Prompt: The records below are to be quoted in full; please keep every word exact.
-- START OF Provided records --
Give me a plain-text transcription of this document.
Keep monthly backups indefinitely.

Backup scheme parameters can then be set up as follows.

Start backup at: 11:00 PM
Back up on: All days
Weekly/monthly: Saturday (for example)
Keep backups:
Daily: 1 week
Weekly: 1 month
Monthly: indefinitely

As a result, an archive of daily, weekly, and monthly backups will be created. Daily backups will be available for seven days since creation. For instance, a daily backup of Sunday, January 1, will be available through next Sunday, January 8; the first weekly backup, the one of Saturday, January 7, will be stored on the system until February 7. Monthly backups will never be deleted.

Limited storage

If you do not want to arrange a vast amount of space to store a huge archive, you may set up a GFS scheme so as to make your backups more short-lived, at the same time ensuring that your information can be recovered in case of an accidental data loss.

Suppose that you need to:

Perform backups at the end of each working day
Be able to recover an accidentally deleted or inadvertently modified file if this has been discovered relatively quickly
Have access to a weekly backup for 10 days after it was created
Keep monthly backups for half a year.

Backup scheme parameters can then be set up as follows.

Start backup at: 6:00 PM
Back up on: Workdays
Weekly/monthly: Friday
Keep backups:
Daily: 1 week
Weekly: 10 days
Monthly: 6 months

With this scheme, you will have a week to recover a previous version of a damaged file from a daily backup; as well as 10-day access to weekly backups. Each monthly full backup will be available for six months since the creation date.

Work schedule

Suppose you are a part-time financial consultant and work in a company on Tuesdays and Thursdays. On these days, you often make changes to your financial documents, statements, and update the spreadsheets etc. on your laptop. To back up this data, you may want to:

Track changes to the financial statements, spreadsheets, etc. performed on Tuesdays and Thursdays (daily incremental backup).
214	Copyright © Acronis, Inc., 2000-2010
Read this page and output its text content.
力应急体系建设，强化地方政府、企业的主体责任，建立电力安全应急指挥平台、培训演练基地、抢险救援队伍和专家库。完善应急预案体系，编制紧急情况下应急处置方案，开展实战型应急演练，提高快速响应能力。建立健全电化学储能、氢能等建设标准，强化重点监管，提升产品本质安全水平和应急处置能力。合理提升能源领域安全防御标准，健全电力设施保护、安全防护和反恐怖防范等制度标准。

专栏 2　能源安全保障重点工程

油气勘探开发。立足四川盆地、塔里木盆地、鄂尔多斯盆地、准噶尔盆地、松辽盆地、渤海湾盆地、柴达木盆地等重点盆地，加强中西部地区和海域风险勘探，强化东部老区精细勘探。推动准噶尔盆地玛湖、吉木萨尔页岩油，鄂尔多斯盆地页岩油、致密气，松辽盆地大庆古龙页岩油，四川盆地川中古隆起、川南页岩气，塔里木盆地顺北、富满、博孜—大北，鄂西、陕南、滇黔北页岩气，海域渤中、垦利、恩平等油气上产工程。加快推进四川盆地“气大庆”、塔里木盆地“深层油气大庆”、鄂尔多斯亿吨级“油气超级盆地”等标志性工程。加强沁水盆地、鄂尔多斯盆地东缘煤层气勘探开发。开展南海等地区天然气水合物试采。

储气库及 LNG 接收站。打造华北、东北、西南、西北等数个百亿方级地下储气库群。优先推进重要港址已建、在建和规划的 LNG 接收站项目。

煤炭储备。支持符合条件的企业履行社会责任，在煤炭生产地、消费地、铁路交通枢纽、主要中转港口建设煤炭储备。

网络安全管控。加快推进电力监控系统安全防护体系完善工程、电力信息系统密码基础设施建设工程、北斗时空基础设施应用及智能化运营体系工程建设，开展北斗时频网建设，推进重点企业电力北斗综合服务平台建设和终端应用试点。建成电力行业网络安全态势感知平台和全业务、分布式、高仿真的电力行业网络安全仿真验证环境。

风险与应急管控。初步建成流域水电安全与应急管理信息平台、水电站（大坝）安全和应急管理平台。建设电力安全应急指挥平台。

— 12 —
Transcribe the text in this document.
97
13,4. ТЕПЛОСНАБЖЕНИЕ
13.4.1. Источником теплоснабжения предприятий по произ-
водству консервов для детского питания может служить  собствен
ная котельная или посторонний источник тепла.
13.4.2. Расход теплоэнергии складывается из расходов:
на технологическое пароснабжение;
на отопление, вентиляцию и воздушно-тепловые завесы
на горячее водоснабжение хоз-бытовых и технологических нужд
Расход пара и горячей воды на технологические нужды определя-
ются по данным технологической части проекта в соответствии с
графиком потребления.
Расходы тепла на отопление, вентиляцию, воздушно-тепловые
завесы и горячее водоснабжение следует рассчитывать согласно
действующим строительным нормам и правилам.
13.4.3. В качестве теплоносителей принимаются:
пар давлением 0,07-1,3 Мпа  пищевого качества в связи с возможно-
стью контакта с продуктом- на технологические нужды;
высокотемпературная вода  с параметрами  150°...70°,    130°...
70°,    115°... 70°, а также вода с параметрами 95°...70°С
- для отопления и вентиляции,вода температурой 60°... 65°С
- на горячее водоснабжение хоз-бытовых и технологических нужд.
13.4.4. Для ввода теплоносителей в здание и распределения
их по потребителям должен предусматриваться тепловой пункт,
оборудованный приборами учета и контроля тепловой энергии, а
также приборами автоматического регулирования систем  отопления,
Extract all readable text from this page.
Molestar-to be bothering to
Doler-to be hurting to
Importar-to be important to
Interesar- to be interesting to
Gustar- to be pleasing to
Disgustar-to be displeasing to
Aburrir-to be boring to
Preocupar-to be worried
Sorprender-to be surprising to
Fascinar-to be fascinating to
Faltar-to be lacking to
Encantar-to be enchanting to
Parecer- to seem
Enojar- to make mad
-- END OF Provided records --
Task solution:
Give me a plain-text transcription of this document.
Keep monthly backups indefinitely.

Backup scheme parameters can then be set up as follows.

Start backup at: 11:00 PM
Back up on: All days
Weekly/monthly: Saturday (for example)
Keep backups:
Daily: 1 week
Weekly: 1 month
Monthly: indefinitely

As a result, an archive of daily, weekly, and monthly backups will be created. Daily backups will be available for seven days since creation. For instance, a daily backup of Sunday, January 1, will be available through next Sunday, January 8; the first weekly backup, the one of Saturday, January 7, will be stored on the system until February 7. Monthly backups will never be deleted.

Limited storage

If you do not want to arrange a vast amount of space to store a huge archive, you may set up a GFS scheme so as to make your backups more short-lived, at the same time ensuring that your information can be recovered in case of an accidental data loss.

Suppose that you need to:

Perform backups at the end of each working day
Be able to recover an accidentally deleted or inadvertently modified file if this has been discovered relatively quickly
Have access to a weekly backup for 10 days after it was created
Keep monthly backups for half a year.

Backup scheme parameters can then be set up as follows.

Start backup at: 6:00 PM
Back up on: Workdays
Weekly/monthly: Friday
Keep backups:
Daily: 1 week
Weekly: 10 days
Monthly: 6 months

With this scheme, you will have a week to recover a previous version of a damaged file from a daily backup; as well as 10-day access to weekly backups. Each monthly full backup will be available for six months since the creation date.

Work schedule

Suppose you are a part-time financial consultant and work in a company on Tuesdays and Thursdays. On these days, you often make changes to your financial documents, statements, and update the spreadsheets etc. on your laptop. To back up this data, you may want to:

Track changes to the financial statements, spreadsheets, etc. performed on Tuesdays and Thursdays (daily incremental backup).
214	Copyright © Acronis, Inc., 2000-2010
Read this page and output its text content.
力应急体系建设，强化地方政府、企业的主体责任，建立电力安全应急指挥平台、培训演练基地、抢险救援队伍和专家库。完善应急预案体系，编制紧急情况下应急处置方案，开展实战型应急演练，提高快速响应能力。建立健全电化学储能、氢能等建设标准，强化重点监管，提升产品本质安全水平和应急处置能力。合理提升能源领域安全防御标准，健全电力设施保护、安全防护和反恐怖防范等制度标准。

专栏 2　能源安全保障重点工程

油气勘探开发。立足四川盆地、塔里木盆地、鄂尔多斯盆地、准噶尔盆地、松辽盆地、渤海湾盆地、柴达木盆地等重点盆地，加强中西部地区和海域风险勘探，强化东部老区精细勘探。推动准噶尔盆地玛湖、吉木萨尔页岩油，鄂尔多斯盆地页岩油、致密气，松辽盆地大庆古龙页岩油，四川盆地川中古隆起、川南页岩气，塔里木盆地顺北、富满、博孜—大北，鄂西、陕南、滇黔北页岩气，海域渤中、垦利、恩平等油气上产工程。加快推进四川盆地“气大庆”、塔里木盆地“深层油气大庆”、鄂尔多斯亿吨级“油气超级盆地”等标志性工程。加强沁水盆地、鄂尔多斯盆地东缘煤层气勘探开发。开展南海等地区天然气水合物试采。

储气库及 LNG 接收站。打造华北、东北、西南、西北等数个百亿方级地下储气库群。优先推进重要港址已建、在建和规划的 LNG 接收站项目。

煤炭储备。支持符合条件的企业履行社会责任，在煤炭生产地、消费地、铁路交通枢纽、主要中转港口建设煤炭储备。

网络安全管控。加快推进电力监控系统安全防护体系完善工程、电力信息系统密码基础设施建设工程、北斗时空基础设施应用及智能化运营体系工程建设，开展北斗时频网建设，推进重点企业电力北斗综合服务平台建设和终端应用试点。建成电力行业网络安全态势感知平台和全业务、分布式、高仿真的电力行业网络安全仿真验证环境。

风险与应急管控。初步建成流域水电安全与应急管理信息平台、水电站（大坝）安全和应急管理平台。建设电力安全应急指挥平台。

— 12 —
Transcribe the text in this document.
97
13,4. ТЕПЛОСНАБЖЕНИЕ
13.4.1. Источником теплоснабжения предприятий по произ-
водству консервов для детского питания может служить  собствен
ная котельная или посторонний источник тепла.
13.4.2. Расход теплоэнергии складывается из расходов:
на технологическое пароснабжение;
на отопление, вентиляцию и воздушно-тепловые завесы
на горячее водоснабжение хоз-бытовых и технологических нужд
Расход пара и горячей воды на технологические нужды определя-
ются по данным технологической части проекта в соответствии с
графиком потребления.
Расходы тепла на отопление, вентиляцию, воздушно-тепловые
завесы и горячее водоснабжение следует рассчитывать согласно
действующим строительным нормам и правилам.
13.4.3. В качестве теплоносителей принимаются:
пар давлением 0,07-1,3 Мпа  пищевого качества в связи с возможно-
стью контакта с продуктом- на технологические нужды;
высокотемпературная вода  с параметрами  150°...70°,    130°...
70°,    115°... 70°, а также вода с параметрами 95°...70°С
- для отопления и вентиляции,вода температурой 60°... 65°С
- на горячее водоснабжение хоз-бытовых и технологических нужд.
13.4.4. Для ввода теплоносителей в здание и распределения
их по потребителям должен предусматриваться тепловой пункт,
оборудованный приборами учета и контроля тепловой энергии, а
также приборами автоматического регулирования систем  отопления,
Extract all readable text from this page.
Molestar-to be bothering to
Doler-to be hurting to
Importar-to be important to
Interesar- to be interesting to
Gustar- to be pleasing to
Disgustar-to be displeasing to
Aburrir-to be boring to
Preocupar-to be worried
Sorprender-to be surprising to
Fascinar-to be fascinating to
Faltar-to be lacking to
Encantar-to be enchanting to
Parecer- to seem
Enojar- to make mad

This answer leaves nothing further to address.